_Problem to solve:_
Report every line in the listing below where the string "Frequency" shows up.

---- Exercise inputs

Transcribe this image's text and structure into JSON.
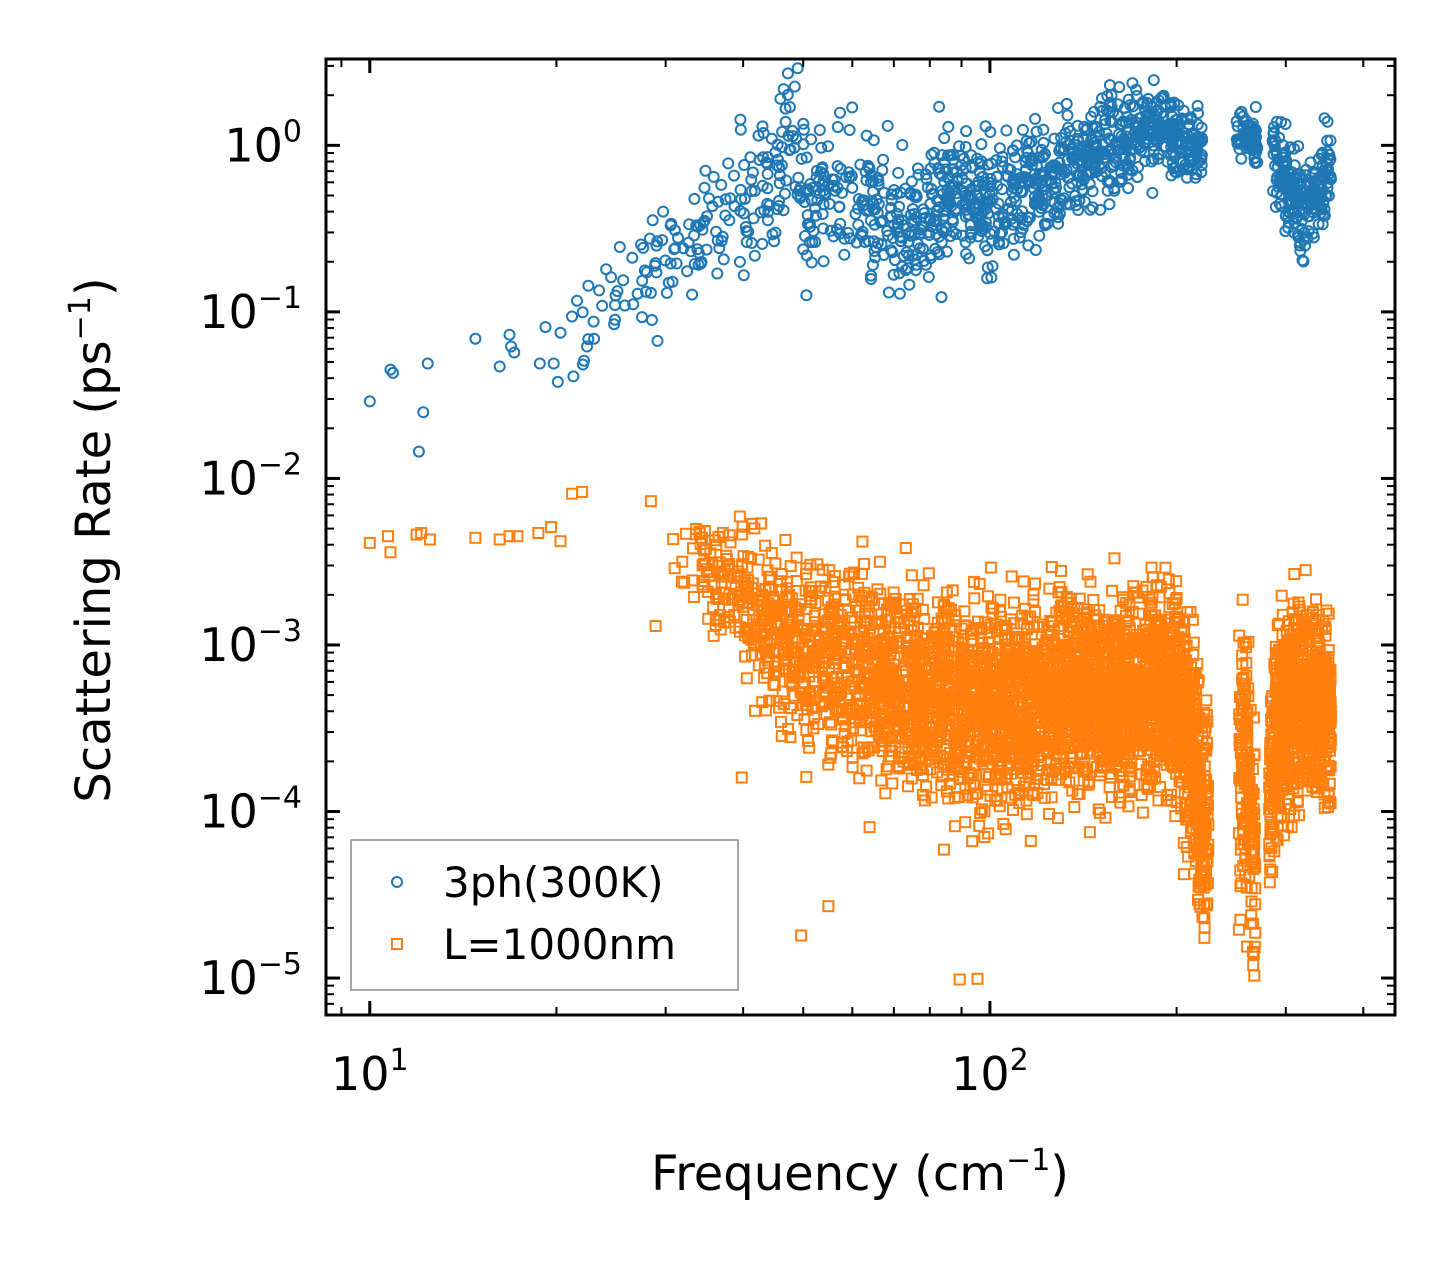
{
  "chart_data": {
    "type": "scatter",
    "xscale": "log",
    "yscale": "log",
    "xlim": [
      8.5,
      450
    ],
    "ylim": [
      6e-06,
      3.3
    ],
    "xlabel": "Frequency (cm⁻¹)",
    "xlabel_parts": {
      "base": "Frequency (cm",
      "sup": "−1",
      "tail": ")"
    },
    "ylabel": "Scattering Rate (ps⁻¹)",
    "ylabel_parts": {
      "base": "Scattering Rate (ps",
      "sup": "−1",
      "tail": ")"
    },
    "x_ticks": [
      {
        "value": 10,
        "base": "10",
        "exp": "1"
      },
      {
        "value": 100,
        "base": "10",
        "exp": "2"
      }
    ],
    "y_ticks": [
      {
        "value": 1,
        "base": "10",
        "exp": "0"
      },
      {
        "value": 0.1,
        "base": "10",
        "exp": "−1"
      },
      {
        "value": 0.01,
        "base": "10",
        "exp": "−2"
      },
      {
        "value": 0.001,
        "base": "10",
        "exp": "−3"
      },
      {
        "value": 0.0001,
        "base": "10",
        "exp": "−4"
      },
      {
        "value": 1e-05,
        "base": "10",
        "exp": "−5"
      }
    ],
    "legend_position": "lower-left",
    "series": [
      {
        "name": "3ph(300K)",
        "marker": "circle",
        "color": "#1f77b4",
        "trend": [
          [
            10,
            0.03
          ],
          [
            11,
            0.045
          ],
          [
            12,
            0.03
          ],
          [
            15,
            0.06
          ],
          [
            17,
            0.065
          ],
          [
            20,
            0.07
          ],
          [
            23,
            0.12
          ],
          [
            26,
            0.16
          ],
          [
            30,
            0.2
          ],
          [
            35,
            0.3
          ],
          [
            40,
            0.45
          ],
          [
            45,
            0.6
          ],
          [
            47,
            1.05
          ],
          [
            50,
            0.5
          ],
          [
            55,
            0.5
          ],
          [
            60,
            0.45
          ],
          [
            70,
            0.35
          ],
          [
            75,
            0.3
          ],
          [
            80,
            0.42
          ],
          [
            90,
            0.55
          ],
          [
            100,
            0.45
          ],
          [
            120,
            0.6
          ],
          [
            140,
            0.8
          ],
          [
            160,
            1.0
          ],
          [
            180,
            1.3
          ],
          [
            200,
            1.1
          ],
          [
            215,
            0.9
          ],
          [
            260,
            1.2
          ],
          [
            290,
            0.8
          ],
          [
            320,
            0.4
          ],
          [
            330,
            0.45
          ],
          [
            350,
            0.7
          ]
        ],
        "spread": [
          [
            10,
            0.25
          ],
          [
            30,
            0.35
          ],
          [
            45,
            0.45
          ],
          [
            100,
            0.4
          ],
          [
            200,
            0.25
          ],
          [
            260,
            0.12
          ],
          [
            300,
            0.3
          ],
          [
            350,
            0.25
          ]
        ],
        "gaps": [
          [
            220,
            250
          ],
          [
            270,
            285
          ]
        ],
        "points": [
          [
            10.0,
            0.029
          ],
          [
            10.8,
            0.045
          ],
          [
            10.9,
            0.043
          ],
          [
            12.0,
            0.0145
          ],
          [
            12.2,
            0.025
          ],
          [
            12.4,
            0.049
          ],
          [
            14.8,
            0.069
          ],
          [
            16.2,
            0.047
          ],
          [
            16.8,
            0.073
          ],
          [
            16.9,
            0.062
          ],
          [
            17.1,
            0.057
          ],
          [
            18.8,
            0.049
          ],
          [
            19.2,
            0.081
          ],
          [
            19.8,
            0.049
          ],
          [
            20.1,
            0.038
          ],
          [
            20.3,
            0.075
          ],
          [
            21.3,
            0.041
          ],
          [
            22.4,
            0.062
          ],
          [
            23.0,
            0.069
          ],
          [
            29.1,
            0.067
          ],
          [
            28.4,
            0.13
          ],
          [
            29.0,
            0.25
          ]
        ],
        "count": 1600
      },
      {
        "name": "L=1000nm",
        "marker": "square",
        "color": "#ff7f0e",
        "trend": [
          [
            10,
            0.0041
          ],
          [
            12,
            0.0045
          ],
          [
            15,
            0.0045
          ],
          [
            20,
            0.0045
          ],
          [
            25,
            0.004
          ],
          [
            30,
            0.0037
          ],
          [
            35,
            0.003
          ],
          [
            40,
            0.0018
          ],
          [
            50,
            0.0009
          ],
          [
            60,
            0.0007
          ],
          [
            70,
            0.0006
          ],
          [
            80,
            0.00045
          ],
          [
            100,
            0.00045
          ],
          [
            130,
            0.0005
          ],
          [
            160,
            0.0005
          ],
          [
            200,
            0.0005
          ],
          [
            215,
            0.0002
          ],
          [
            220,
            8e-05
          ],
          [
            260,
            0.0002
          ],
          [
            270,
            3e-05
          ],
          [
            290,
            0.0003
          ],
          [
            320,
            0.0005
          ],
          [
            350,
            0.0004
          ]
        ],
        "spread": [
          [
            10,
            0.06
          ],
          [
            20,
            0.1
          ],
          [
            30,
            0.25
          ],
          [
            40,
            0.45
          ],
          [
            60,
            0.6
          ],
          [
            100,
            0.6
          ],
          [
            200,
            0.55
          ],
          [
            215,
            0.7
          ],
          [
            260,
            0.8
          ],
          [
            300,
            0.6
          ],
          [
            350,
            0.5
          ]
        ],
        "gaps": [
          [
            225,
            252
          ],
          [
            268,
            282
          ]
        ],
        "points": [
          [
            10.0,
            0.0041
          ],
          [
            10.7,
            0.0045
          ],
          [
            10.8,
            0.0036
          ],
          [
            11.9,
            0.0046
          ],
          [
            12.1,
            0.0047
          ],
          [
            12.5,
            0.0043
          ],
          [
            14.8,
            0.0044
          ],
          [
            16.2,
            0.0043
          ],
          [
            16.8,
            0.0045
          ],
          [
            17.3,
            0.0045
          ],
          [
            18.7,
            0.0047
          ],
          [
            19.6,
            0.0051
          ],
          [
            20.3,
            0.0042
          ],
          [
            21.2,
            0.0081
          ],
          [
            22.0,
            0.0083
          ],
          [
            28.4,
            0.0073
          ],
          [
            28.9,
            0.0013
          ],
          [
            39.8,
            0.00016
          ],
          [
            45.3,
            0.00046
          ],
          [
            49.6,
            1.8e-05
          ],
          [
            54.9,
            2.7e-05
          ],
          [
            89.4,
            9.8e-06
          ],
          [
            95.5,
            9.9e-06
          ]
        ],
        "count": 5200
      }
    ]
  }
}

--------

_The solution:_
    "xlabel": "Frequency (cm⁻¹)",
      "base": "Frequency (cm",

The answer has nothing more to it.